Written exercise - Restate the entries below word for word, omitting nothing.

Material for the task -
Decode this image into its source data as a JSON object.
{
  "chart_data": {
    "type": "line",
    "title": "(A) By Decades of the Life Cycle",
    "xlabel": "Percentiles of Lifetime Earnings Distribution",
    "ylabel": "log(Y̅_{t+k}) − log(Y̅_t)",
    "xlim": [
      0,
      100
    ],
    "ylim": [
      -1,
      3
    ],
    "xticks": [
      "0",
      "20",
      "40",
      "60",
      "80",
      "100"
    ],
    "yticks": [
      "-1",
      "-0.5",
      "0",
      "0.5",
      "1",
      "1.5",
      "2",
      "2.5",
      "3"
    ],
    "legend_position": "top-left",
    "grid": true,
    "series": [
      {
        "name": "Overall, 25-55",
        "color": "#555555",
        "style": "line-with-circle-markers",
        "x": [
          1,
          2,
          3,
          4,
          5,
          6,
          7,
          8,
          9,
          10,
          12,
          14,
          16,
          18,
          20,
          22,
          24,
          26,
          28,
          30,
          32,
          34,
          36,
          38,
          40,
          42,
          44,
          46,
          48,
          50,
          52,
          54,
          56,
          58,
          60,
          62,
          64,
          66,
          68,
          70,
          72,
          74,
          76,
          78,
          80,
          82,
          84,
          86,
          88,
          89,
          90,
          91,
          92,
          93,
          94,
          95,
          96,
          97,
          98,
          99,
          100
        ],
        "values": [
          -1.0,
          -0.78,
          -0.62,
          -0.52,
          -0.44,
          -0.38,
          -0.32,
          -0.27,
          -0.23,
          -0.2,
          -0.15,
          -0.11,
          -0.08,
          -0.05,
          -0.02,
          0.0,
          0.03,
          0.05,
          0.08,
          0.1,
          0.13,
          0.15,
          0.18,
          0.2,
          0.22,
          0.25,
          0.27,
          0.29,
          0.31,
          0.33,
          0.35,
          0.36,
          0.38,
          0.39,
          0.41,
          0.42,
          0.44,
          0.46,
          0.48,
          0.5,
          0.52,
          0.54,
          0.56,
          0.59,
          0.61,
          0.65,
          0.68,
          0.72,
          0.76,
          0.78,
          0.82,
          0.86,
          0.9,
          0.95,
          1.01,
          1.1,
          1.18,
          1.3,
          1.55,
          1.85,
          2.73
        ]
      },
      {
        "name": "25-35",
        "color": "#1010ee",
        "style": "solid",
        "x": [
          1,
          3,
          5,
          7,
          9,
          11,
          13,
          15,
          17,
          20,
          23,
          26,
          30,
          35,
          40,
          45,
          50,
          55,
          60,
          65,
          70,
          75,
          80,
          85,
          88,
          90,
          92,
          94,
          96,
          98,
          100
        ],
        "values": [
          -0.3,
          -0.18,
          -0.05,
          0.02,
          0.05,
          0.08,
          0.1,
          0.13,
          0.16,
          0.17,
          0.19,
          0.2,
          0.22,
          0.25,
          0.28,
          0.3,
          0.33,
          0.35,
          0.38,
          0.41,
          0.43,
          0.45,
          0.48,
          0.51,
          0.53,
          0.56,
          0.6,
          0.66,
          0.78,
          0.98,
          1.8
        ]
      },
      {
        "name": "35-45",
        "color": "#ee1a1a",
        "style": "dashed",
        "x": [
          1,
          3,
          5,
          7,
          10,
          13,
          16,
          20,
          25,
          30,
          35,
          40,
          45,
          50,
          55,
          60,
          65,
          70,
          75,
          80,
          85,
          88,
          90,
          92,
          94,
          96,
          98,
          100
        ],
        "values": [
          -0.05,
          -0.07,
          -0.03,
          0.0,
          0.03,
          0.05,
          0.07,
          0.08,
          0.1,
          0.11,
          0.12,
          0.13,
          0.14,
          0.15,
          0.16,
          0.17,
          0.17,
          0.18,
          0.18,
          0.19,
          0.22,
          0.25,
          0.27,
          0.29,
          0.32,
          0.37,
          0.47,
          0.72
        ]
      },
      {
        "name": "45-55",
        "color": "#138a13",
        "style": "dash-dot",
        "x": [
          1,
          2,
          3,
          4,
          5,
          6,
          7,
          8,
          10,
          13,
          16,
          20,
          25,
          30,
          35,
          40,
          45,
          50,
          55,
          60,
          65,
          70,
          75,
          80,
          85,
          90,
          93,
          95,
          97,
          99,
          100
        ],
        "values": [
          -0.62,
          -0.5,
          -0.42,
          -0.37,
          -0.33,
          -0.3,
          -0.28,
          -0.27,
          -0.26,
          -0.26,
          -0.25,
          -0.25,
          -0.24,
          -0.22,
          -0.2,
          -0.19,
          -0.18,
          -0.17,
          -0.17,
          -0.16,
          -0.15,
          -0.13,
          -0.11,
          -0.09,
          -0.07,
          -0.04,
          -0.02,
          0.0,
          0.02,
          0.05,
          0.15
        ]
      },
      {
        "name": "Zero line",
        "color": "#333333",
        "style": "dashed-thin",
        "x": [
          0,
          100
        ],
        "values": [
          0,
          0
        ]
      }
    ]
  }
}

Task result -
Decode this image into its source data as a JSON object.
{
  "chart_data": {
    "type": "line",
    "title": "(A) By Decades of the Life Cycle",
    "xlabel": "Percentiles of Lifetime Earnings Distribution",
    "ylabel": "log(Y̅_{t+k}) − log(Y̅_t)",
    "xlim": [
      0,
      100
    ],
    "ylim": [
      -1,
      3
    ],
    "xticks": [
      "0",
      "20",
      "40",
      "60",
      "80",
      "100"
    ],
    "yticks": [
      "-1",
      "-0.5",
      "0",
      "0.5",
      "1",
      "1.5",
      "2",
      "2.5",
      "3"
    ],
    "legend_position": "top-left",
    "grid": true,
    "series": [
      {
        "name": "Overall, 25-55",
        "color": "#555555",
        "style": "line-with-circle-markers",
        "x": [
          1,
          2,
          3,
          4,
          5,
          6,
          7,
          8,
          9,
          10,
          12,
          14,
          16,
          18,
          20,
          22,
          24,
          26,
          28,
          30,
          32,
          34,
          36,
          38,
          40,
          42,
          44,
          46,
          48,
          50,
          52,
          54,
          56,
          58,
          60,
          62,
          64,
          66,
          68,
          70,
          72,
          74,
          76,
          78,
          80,
          82,
          84,
          86,
          88,
          89,
          90,
          91,
          92,
          93,
          94,
          95,
          96,
          97,
          98,
          99,
          100
        ],
        "values": [
          -1.0,
          -0.78,
          -0.62,
          -0.52,
          -0.44,
          -0.38,
          -0.32,
          -0.27,
          -0.23,
          -0.2,
          -0.15,
          -0.11,
          -0.08,
          -0.05,
          -0.02,
          0.0,
          0.03,
          0.05,
          0.08,
          0.1,
          0.13,
          0.15,
          0.18,
          0.2,
          0.22,
          0.25,
          0.27,
          0.29,
          0.31,
          0.33,
          0.35,
          0.36,
          0.38,
          0.39,
          0.41,
          0.42,
          0.44,
          0.46,
          0.48,
          0.5,
          0.52,
          0.54,
          0.56,
          0.59,
          0.61,
          0.65,
          0.68,
          0.72,
          0.76,
          0.78,
          0.82,
          0.86,
          0.9,
          0.95,
          1.01,
          1.1,
          1.18,
          1.3,
          1.55,
          1.85,
          2.73
        ]
      },
      {
        "name": "25-35",
        "color": "#1010ee",
        "style": "solid",
        "x": [
          1,
          3,
          5,
          7,
          9,
          11,
          13,
          15,
          17,
          20,
          23,
          26,
          30,
          35,
          40,
          45,
          50,
          55,
          60,
          65,
          70,
          75,
          80,
          85,
          88,
          90,
          92,
          94,
          96,
          98,
          100
        ],
        "values": [
          -0.3,
          -0.18,
          -0.05,
          0.02,
          0.05,
          0.08,
          0.1,
          0.13,
          0.16,
          0.17,
          0.19,
          0.2,
          0.22,
          0.25,
          0.28,
          0.3,
          0.33,
          0.35,
          0.38,
          0.41,
          0.43,
          0.45,
          0.48,
          0.51,
          0.53,
          0.56,
          0.6,
          0.66,
          0.78,
          0.98,
          1.8
        ]
      },
      {
        "name": "35-45",
        "color": "#ee1a1a",
        "style": "dashed",
        "x": [
          1,
          3,
          5,
          7,
          10,
          13,
          16,
          20,
          25,
          30,
          35,
          40,
          45,
          50,
          55,
          60,
          65,
          70,
          75,
          80,
          85,
          88,
          90,
          92,
          94,
          96,
          98,
          100
        ],
        "values": [
          -0.05,
          -0.07,
          -0.03,
          0.0,
          0.03,
          0.05,
          0.07,
          0.08,
          0.1,
          0.11,
          0.12,
          0.13,
          0.14,
          0.15,
          0.16,
          0.17,
          0.17,
          0.18,
          0.18,
          0.19,
          0.22,
          0.25,
          0.27,
          0.29,
          0.32,
          0.37,
          0.47,
          0.72
        ]
      },
      {
        "name": "45-55",
        "color": "#138a13",
        "style": "dash-dot",
        "x": [
          1,
          2,
          3,
          4,
          5,
          6,
          7,
          8,
          10,
          13,
          16,
          20,
          25,
          30,
          35,
          40,
          45,
          50,
          55,
          60,
          65,
          70,
          75,
          80,
          85,
          90,
          93,
          95,
          97,
          99,
          100
        ],
        "values": [
          -0.62,
          -0.5,
          -0.42,
          -0.37,
          -0.33,
          -0.3,
          -0.28,
          -0.27,
          -0.26,
          -0.26,
          -0.25,
          -0.25,
          -0.24,
          -0.22,
          -0.2,
          -0.19,
          -0.18,
          -0.17,
          -0.17,
          -0.16,
          -0.15,
          -0.13,
          -0.11,
          -0.09,
          -0.07,
          -0.04,
          -0.02,
          0.0,
          0.02,
          0.05,
          0.15
        ]
      },
      {
        "name": "Zero line",
        "color": "#333333",
        "style": "dashed-thin",
        "x": [
          0,
          100
        ],
        "values": [
          0,
          0
        ]
      }
    ]
  }
}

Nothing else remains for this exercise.